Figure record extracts

++++++++++++++++++++

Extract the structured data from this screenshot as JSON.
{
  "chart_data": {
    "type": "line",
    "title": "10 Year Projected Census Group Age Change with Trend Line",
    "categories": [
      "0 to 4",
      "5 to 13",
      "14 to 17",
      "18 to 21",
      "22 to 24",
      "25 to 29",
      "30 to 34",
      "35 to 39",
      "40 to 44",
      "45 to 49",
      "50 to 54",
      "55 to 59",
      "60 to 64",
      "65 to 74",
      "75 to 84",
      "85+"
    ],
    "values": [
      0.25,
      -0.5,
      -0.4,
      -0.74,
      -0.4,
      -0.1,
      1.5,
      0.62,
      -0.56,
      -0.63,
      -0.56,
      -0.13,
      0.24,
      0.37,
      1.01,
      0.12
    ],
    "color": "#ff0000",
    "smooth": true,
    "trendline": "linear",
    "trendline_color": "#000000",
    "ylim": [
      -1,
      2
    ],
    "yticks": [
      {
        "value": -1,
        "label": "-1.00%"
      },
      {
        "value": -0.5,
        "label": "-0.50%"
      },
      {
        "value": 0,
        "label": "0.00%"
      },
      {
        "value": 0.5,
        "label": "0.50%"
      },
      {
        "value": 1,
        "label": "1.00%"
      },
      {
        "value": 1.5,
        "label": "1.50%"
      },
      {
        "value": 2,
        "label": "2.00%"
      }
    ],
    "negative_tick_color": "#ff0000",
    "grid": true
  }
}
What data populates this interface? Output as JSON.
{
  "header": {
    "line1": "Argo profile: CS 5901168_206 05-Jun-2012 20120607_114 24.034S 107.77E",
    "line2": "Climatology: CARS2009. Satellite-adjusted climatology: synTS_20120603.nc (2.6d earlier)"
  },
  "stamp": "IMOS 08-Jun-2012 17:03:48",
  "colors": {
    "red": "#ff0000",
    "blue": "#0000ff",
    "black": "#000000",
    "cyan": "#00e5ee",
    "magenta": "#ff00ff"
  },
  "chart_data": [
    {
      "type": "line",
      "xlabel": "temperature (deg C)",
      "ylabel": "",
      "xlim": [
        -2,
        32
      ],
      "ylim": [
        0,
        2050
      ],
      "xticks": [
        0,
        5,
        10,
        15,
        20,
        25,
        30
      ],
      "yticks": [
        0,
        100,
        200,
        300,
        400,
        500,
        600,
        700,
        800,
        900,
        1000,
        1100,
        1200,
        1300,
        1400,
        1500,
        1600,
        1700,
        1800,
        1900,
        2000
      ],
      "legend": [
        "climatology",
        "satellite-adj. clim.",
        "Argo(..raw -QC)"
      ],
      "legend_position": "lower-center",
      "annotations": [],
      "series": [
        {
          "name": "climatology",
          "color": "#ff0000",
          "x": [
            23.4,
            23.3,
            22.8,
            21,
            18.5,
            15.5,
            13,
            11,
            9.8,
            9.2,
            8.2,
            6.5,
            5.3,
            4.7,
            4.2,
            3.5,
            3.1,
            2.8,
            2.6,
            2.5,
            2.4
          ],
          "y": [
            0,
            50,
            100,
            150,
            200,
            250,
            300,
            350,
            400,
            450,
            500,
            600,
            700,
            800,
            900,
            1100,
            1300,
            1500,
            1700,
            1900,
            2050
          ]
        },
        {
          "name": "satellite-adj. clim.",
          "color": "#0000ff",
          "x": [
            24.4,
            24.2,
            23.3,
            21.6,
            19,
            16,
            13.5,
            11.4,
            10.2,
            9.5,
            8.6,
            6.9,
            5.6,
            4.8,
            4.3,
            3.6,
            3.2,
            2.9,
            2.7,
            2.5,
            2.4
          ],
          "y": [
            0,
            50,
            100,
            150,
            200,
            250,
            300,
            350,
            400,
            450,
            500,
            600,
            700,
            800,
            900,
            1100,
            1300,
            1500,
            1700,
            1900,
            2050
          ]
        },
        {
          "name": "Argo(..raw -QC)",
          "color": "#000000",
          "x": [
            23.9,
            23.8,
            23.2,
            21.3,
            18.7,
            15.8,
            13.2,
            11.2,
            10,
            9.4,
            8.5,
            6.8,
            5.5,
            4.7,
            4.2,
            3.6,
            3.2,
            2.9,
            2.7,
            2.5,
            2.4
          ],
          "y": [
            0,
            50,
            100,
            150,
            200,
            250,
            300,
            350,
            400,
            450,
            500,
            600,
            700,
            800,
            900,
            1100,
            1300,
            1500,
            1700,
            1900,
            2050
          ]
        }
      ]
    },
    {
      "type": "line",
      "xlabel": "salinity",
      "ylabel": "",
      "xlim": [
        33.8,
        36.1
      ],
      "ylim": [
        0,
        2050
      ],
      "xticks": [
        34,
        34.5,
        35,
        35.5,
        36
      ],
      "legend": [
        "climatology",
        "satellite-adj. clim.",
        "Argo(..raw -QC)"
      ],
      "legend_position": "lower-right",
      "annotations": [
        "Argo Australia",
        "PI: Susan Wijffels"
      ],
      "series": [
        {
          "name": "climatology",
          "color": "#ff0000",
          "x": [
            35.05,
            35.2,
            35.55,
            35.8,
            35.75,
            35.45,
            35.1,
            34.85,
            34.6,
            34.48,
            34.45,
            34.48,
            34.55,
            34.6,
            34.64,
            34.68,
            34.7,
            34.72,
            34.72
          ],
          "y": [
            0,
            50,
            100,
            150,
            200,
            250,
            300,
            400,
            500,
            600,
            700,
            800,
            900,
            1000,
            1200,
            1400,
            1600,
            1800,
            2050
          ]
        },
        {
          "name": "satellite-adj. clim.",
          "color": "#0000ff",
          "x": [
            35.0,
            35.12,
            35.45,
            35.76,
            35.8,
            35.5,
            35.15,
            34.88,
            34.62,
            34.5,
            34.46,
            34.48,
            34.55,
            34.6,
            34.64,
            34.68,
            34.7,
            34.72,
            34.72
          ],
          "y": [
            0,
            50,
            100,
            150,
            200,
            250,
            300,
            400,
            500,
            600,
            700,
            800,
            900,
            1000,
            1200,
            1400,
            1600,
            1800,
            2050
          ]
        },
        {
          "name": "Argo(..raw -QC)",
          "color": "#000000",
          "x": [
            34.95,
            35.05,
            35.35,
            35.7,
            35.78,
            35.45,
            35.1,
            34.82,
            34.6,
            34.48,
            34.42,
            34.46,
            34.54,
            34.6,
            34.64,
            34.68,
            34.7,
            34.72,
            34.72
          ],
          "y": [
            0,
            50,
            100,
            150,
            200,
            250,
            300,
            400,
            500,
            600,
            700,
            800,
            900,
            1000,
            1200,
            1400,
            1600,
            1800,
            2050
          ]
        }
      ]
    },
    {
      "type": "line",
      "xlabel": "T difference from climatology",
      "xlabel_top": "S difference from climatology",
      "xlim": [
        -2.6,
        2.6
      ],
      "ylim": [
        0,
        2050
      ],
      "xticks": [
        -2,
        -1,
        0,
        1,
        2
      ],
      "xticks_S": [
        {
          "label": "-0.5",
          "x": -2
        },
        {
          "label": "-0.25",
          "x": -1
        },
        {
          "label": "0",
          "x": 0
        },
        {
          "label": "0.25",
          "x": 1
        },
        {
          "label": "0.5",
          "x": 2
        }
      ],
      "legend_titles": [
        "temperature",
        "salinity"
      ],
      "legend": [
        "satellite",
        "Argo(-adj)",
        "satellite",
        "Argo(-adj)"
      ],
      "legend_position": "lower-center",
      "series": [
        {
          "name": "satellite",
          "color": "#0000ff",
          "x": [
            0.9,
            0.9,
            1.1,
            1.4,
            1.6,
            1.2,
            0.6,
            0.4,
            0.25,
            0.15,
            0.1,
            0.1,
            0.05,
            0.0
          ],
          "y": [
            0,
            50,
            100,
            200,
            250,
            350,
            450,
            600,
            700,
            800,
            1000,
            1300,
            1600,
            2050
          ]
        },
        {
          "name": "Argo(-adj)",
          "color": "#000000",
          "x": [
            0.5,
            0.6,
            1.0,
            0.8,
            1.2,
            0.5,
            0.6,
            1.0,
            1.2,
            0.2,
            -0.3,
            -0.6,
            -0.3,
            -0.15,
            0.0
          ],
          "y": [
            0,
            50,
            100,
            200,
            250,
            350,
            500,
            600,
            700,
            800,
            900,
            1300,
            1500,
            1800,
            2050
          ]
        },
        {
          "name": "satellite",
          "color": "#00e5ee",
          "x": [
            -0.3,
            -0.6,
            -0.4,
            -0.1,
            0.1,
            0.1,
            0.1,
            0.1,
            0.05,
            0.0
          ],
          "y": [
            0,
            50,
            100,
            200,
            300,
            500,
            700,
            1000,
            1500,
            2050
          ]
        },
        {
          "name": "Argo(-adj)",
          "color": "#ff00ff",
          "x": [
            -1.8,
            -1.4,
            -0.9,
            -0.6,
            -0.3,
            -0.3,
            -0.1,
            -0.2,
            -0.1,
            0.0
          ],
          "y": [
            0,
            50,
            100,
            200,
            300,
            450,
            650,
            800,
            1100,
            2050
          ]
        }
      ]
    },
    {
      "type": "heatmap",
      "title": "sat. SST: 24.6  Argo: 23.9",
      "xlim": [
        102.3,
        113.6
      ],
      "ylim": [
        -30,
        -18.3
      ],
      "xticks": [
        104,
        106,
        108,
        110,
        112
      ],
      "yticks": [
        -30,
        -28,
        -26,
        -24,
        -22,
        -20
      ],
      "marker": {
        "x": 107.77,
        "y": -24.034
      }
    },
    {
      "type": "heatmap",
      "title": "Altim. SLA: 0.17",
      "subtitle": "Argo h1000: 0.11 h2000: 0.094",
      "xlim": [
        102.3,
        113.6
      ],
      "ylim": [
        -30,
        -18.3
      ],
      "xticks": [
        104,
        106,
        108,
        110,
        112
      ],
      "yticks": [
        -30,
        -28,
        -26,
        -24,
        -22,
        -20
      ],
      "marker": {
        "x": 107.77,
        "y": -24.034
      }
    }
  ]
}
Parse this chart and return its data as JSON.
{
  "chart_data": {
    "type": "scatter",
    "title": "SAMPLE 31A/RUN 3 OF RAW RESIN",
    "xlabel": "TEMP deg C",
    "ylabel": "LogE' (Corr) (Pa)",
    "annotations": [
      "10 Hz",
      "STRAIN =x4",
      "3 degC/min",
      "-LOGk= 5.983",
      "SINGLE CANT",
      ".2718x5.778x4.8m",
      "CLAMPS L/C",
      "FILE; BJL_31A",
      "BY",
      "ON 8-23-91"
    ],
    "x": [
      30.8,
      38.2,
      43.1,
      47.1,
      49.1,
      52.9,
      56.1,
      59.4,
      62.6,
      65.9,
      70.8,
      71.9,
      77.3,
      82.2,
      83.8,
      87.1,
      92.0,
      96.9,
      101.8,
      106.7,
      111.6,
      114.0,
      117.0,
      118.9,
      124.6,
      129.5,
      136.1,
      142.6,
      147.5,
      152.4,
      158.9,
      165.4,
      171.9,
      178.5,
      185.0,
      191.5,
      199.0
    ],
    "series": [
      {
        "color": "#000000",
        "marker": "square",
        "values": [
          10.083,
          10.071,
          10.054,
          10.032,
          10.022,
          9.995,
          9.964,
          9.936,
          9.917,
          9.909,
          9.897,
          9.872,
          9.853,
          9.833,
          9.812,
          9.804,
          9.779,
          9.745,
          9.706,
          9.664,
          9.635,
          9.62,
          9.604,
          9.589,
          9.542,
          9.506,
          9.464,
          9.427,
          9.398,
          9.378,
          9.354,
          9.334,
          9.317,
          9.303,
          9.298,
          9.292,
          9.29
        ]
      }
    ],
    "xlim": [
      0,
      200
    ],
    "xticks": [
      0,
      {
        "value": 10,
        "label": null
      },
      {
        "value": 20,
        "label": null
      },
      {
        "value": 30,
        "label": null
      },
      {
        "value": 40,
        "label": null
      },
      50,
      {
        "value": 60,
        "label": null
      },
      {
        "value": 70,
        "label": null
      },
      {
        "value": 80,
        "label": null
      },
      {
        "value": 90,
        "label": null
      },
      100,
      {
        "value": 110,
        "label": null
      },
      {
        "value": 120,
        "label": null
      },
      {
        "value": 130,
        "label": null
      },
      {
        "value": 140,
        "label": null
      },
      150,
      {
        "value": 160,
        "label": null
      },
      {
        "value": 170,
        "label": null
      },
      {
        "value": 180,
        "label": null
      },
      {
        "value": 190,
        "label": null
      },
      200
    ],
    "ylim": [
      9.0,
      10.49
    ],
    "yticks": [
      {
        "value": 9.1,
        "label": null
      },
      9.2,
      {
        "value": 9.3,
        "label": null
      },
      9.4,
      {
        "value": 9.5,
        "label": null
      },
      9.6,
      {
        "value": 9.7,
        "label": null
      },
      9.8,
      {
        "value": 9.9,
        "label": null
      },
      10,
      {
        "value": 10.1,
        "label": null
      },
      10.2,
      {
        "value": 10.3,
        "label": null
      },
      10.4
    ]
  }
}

++++++++++++++++++++

What to work on: In the listing, find every line with the word "difference" and state how many there are, nothing more.

Solution to this problem: 2